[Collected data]
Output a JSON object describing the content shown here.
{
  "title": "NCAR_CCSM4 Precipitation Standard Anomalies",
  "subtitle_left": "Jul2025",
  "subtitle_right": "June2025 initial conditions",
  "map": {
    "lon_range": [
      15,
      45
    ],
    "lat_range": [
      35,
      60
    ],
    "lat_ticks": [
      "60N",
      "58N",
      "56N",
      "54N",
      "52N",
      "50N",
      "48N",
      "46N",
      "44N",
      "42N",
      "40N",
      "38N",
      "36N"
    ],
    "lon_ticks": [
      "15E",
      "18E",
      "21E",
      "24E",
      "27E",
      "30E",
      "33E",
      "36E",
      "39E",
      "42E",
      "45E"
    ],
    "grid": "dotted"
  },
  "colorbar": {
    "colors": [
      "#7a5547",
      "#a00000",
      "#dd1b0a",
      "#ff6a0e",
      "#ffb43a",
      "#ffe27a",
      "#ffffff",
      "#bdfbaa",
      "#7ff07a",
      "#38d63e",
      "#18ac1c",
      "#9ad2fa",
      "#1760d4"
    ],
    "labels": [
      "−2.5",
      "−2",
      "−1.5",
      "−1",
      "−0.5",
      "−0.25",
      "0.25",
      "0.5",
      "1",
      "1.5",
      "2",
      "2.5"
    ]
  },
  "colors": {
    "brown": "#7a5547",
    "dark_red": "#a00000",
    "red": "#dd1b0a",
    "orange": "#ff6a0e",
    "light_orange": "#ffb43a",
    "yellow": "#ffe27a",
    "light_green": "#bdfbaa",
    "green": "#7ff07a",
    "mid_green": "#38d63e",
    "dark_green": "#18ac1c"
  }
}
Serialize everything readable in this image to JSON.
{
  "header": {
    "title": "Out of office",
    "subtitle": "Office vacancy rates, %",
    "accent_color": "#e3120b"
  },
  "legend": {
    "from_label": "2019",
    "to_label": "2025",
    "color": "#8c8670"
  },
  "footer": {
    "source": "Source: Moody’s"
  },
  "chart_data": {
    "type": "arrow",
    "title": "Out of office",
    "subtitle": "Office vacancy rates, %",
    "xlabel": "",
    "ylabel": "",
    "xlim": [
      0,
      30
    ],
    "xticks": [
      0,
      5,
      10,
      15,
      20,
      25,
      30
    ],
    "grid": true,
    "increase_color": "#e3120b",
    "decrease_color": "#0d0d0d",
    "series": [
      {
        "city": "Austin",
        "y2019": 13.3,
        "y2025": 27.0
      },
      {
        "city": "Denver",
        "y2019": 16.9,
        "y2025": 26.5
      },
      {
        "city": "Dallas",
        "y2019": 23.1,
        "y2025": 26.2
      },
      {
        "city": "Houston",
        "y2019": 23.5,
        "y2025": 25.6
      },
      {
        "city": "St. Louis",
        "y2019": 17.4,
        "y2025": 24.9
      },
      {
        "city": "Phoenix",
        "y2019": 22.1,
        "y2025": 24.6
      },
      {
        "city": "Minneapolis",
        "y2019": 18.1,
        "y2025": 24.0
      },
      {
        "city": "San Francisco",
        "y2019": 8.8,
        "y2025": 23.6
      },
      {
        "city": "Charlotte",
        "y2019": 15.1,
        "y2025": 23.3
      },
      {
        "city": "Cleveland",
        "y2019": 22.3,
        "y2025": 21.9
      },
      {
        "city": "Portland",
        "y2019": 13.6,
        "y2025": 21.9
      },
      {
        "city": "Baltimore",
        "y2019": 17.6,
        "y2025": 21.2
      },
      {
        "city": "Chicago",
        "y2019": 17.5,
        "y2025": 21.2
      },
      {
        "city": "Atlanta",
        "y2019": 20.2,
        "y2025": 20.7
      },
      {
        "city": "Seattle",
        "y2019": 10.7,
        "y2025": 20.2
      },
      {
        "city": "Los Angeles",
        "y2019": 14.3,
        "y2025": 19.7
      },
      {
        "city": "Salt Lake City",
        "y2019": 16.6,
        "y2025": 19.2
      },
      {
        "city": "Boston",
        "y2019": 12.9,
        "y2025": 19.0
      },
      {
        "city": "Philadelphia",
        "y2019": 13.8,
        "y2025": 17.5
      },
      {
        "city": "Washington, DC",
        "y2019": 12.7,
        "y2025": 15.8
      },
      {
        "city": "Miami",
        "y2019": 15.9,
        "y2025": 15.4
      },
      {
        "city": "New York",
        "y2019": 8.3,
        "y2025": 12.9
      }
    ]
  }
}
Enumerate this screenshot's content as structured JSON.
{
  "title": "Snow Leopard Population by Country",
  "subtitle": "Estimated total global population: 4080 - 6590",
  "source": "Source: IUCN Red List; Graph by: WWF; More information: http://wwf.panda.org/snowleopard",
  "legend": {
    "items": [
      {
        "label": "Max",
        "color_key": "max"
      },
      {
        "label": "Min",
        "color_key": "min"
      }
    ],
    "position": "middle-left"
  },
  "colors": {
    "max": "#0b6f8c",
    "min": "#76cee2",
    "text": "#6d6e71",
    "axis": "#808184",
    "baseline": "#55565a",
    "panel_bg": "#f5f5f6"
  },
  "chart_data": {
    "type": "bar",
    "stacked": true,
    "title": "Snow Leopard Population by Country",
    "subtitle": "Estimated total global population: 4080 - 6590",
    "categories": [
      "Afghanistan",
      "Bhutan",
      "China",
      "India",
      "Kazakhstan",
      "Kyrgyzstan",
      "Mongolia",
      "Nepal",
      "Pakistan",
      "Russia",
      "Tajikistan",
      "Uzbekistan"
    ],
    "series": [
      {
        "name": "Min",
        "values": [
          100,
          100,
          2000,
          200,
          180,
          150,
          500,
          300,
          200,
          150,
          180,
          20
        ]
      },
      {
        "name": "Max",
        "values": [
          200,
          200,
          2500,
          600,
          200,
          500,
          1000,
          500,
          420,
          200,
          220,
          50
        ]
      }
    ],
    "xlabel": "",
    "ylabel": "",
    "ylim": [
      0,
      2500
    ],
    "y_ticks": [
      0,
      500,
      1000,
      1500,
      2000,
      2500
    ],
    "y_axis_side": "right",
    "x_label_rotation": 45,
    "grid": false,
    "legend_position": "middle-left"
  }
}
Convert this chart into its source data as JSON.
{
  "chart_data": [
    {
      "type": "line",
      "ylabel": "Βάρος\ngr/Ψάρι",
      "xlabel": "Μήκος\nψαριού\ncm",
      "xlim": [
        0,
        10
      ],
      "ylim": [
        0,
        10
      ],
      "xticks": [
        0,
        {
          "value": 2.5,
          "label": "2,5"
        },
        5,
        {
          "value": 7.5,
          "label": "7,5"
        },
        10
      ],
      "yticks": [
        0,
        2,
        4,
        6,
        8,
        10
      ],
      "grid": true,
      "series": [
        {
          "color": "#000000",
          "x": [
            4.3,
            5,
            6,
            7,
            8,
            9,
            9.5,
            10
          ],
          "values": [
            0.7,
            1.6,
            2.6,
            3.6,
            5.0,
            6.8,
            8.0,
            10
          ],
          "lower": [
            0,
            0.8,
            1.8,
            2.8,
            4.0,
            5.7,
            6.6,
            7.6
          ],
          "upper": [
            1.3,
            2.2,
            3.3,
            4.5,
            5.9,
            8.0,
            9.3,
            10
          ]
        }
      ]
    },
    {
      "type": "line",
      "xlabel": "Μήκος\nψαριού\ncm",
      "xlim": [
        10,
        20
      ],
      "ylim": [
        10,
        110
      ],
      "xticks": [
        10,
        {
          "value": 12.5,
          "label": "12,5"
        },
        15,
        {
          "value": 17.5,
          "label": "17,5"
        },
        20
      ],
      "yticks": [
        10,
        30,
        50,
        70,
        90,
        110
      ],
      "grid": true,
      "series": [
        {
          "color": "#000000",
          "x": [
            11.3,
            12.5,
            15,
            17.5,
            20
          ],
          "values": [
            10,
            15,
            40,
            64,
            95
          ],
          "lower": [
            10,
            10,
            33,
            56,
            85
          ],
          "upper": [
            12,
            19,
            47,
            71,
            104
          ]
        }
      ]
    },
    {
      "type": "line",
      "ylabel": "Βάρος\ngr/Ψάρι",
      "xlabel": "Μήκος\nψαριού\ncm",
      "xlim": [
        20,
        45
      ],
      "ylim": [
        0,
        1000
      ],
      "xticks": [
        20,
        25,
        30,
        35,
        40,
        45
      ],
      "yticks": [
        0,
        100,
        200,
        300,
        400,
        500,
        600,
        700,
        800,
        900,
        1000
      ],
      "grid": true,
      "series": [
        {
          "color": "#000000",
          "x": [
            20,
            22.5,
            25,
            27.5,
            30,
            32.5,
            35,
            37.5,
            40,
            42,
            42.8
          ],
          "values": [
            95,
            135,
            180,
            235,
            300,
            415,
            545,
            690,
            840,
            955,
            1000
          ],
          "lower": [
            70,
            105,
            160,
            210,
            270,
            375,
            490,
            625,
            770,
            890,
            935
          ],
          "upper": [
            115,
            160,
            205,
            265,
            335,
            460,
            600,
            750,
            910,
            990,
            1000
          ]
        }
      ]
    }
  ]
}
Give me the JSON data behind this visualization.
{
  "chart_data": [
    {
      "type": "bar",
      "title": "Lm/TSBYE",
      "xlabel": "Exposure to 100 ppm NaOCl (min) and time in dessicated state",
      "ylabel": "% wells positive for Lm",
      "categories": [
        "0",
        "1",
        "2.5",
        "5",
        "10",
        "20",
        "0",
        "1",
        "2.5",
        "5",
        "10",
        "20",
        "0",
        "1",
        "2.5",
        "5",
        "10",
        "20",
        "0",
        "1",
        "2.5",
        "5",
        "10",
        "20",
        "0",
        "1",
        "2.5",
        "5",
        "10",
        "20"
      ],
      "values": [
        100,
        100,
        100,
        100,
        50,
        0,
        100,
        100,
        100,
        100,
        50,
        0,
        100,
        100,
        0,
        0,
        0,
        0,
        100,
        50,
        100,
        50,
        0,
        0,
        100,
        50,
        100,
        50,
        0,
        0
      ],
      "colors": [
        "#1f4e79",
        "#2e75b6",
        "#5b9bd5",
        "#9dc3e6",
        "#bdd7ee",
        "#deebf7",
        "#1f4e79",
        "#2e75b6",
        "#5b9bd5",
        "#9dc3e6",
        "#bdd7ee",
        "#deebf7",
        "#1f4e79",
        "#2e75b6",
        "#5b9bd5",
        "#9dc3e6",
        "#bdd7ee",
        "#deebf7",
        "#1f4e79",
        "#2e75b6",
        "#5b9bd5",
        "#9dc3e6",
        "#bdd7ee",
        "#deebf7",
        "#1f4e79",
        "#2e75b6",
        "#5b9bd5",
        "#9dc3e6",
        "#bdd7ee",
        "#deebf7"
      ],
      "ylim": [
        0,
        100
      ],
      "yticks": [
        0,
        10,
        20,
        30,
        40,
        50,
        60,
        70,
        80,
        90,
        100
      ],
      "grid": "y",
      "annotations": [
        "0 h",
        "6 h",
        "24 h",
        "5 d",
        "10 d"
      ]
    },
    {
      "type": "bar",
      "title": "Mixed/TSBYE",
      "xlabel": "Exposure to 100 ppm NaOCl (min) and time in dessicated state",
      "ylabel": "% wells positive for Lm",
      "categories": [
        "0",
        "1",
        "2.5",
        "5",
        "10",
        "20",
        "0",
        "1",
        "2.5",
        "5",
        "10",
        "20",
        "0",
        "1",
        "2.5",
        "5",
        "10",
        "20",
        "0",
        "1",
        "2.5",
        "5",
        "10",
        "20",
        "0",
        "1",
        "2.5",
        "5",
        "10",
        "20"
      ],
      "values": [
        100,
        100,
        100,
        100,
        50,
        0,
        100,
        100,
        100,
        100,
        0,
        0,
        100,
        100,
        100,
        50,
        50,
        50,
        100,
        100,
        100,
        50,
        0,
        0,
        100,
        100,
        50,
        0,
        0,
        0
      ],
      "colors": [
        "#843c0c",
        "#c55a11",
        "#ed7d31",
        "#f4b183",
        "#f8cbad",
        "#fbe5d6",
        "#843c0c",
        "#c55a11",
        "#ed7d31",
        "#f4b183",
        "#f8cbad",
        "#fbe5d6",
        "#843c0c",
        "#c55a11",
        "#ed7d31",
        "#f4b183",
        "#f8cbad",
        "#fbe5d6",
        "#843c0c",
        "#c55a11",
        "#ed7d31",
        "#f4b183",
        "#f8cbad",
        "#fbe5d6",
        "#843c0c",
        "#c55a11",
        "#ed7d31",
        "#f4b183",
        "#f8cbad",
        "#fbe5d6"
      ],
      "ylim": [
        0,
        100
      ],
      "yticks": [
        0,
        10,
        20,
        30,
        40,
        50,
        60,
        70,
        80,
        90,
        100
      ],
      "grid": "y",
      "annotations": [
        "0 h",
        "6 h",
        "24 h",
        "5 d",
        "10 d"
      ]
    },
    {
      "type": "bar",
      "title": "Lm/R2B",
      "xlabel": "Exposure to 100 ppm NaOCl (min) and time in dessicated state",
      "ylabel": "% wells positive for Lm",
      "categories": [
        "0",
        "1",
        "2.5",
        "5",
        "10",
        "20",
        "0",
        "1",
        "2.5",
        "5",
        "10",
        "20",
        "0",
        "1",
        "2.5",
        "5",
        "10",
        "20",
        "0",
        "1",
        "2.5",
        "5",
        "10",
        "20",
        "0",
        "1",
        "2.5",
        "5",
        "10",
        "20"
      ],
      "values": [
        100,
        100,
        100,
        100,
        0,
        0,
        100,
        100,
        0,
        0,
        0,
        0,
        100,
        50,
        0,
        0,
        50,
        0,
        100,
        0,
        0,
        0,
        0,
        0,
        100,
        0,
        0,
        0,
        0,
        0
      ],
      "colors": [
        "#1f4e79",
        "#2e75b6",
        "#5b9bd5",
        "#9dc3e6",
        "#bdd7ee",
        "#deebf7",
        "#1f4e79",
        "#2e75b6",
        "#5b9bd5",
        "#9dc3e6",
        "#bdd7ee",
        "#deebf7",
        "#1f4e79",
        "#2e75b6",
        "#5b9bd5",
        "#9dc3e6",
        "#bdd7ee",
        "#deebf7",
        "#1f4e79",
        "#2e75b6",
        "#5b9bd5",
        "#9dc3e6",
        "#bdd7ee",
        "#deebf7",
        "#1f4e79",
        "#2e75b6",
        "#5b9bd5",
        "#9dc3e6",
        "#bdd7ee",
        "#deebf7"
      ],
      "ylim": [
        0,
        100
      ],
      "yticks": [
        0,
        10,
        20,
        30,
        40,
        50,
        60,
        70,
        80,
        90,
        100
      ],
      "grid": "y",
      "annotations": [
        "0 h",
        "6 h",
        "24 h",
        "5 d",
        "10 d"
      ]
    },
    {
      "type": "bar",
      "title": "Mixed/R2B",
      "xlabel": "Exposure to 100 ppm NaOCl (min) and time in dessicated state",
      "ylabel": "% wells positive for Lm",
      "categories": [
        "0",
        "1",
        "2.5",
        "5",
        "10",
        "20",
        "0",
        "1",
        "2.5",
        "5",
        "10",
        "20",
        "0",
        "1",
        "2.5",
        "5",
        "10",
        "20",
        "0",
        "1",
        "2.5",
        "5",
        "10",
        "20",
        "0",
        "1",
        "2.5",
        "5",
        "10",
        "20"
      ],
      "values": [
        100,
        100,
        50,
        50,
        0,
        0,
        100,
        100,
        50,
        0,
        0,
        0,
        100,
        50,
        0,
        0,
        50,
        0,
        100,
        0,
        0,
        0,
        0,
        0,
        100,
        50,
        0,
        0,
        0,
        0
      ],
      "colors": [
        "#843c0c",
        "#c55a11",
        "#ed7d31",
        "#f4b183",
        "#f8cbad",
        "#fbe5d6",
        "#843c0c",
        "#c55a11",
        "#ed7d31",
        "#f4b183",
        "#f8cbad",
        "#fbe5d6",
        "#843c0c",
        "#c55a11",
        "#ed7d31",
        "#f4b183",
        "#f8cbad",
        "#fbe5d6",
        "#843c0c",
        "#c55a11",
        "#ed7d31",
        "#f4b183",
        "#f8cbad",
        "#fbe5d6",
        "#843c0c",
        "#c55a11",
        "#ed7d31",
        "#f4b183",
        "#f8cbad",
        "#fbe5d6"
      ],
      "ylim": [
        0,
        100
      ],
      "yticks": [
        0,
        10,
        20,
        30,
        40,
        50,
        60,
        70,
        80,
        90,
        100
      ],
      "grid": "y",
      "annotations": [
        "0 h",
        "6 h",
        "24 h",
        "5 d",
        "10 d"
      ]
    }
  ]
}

→ SET PROBLEM:
Using the entries above, return each line in which the word "content" occurs.

→ RESULT FOR THIS TASK:
Output a JSON object describing the content shown here.
Enumerate this screenshot's content as structured JSON.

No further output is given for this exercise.